**WHAT IS REQUIRED**
Each record below should be repeated precisely as written.

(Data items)
::::

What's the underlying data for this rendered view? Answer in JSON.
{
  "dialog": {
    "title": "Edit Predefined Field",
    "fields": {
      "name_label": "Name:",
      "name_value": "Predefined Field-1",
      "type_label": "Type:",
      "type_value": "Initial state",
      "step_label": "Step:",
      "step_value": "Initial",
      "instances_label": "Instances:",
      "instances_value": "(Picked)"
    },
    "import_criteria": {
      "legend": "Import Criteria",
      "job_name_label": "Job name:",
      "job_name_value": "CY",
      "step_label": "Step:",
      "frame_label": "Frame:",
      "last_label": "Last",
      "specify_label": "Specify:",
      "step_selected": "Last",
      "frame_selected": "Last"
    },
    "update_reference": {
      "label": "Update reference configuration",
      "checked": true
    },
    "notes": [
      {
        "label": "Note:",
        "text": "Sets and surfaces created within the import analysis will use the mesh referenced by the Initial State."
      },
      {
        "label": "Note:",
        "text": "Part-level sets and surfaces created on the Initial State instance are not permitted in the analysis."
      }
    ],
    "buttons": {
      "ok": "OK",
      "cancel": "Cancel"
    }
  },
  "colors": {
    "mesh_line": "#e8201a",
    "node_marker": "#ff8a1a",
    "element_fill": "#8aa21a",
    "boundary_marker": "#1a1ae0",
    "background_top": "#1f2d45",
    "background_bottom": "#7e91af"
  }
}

::::

**RESULT FOR THIS EXERCISE**
What's the underlying data for this rendered view? Answer in JSON.
{
  "dialog": {
    "title": "Edit Predefined Field",
    "fields": {
      "name_label": "Name:",
      "name_value": "Predefined Field-1",
      "type_label": "Type:",
      "type_value": "Initial state",
      "step_label": "Step:",
      "step_value": "Initial",
      "instances_label": "Instances:",
      "instances_value": "(Picked)"
    },
    "import_criteria": {
      "legend": "Import Criteria",
      "job_name_label": "Job name:",
      "job_name_value": "CY",
      "step_label": "Step:",
      "frame_label": "Frame:",
      "last_label": "Last",
      "specify_label": "Specify:",
      "step_selected": "Last",
      "frame_selected": "Last"
    },
    "update_reference": {
      "label": "Update reference configuration",
      "checked": true
    },
    "notes": [
      {
        "label": "Note:",
        "text": "Sets and surfaces created within the import analysis will use the mesh referenced by the Initial State."
      },
      {
        "label": "Note:",
        "text": "Part-level sets and surfaces created on the Initial State instance are not permitted in the analysis."
      }
    ],
    "buttons": {
      "ok": "OK",
      "cancel": "Cancel"
    }
  },
  "colors": {
    "mesh_line": "#e8201a",
    "node_marker": "#ff8a1a",
    "element_fill": "#8aa21a",
    "boundary_marker": "#1a1ae0",
    "background_top": "#1f2d45",
    "background_bottom": "#7e91af"
  }
}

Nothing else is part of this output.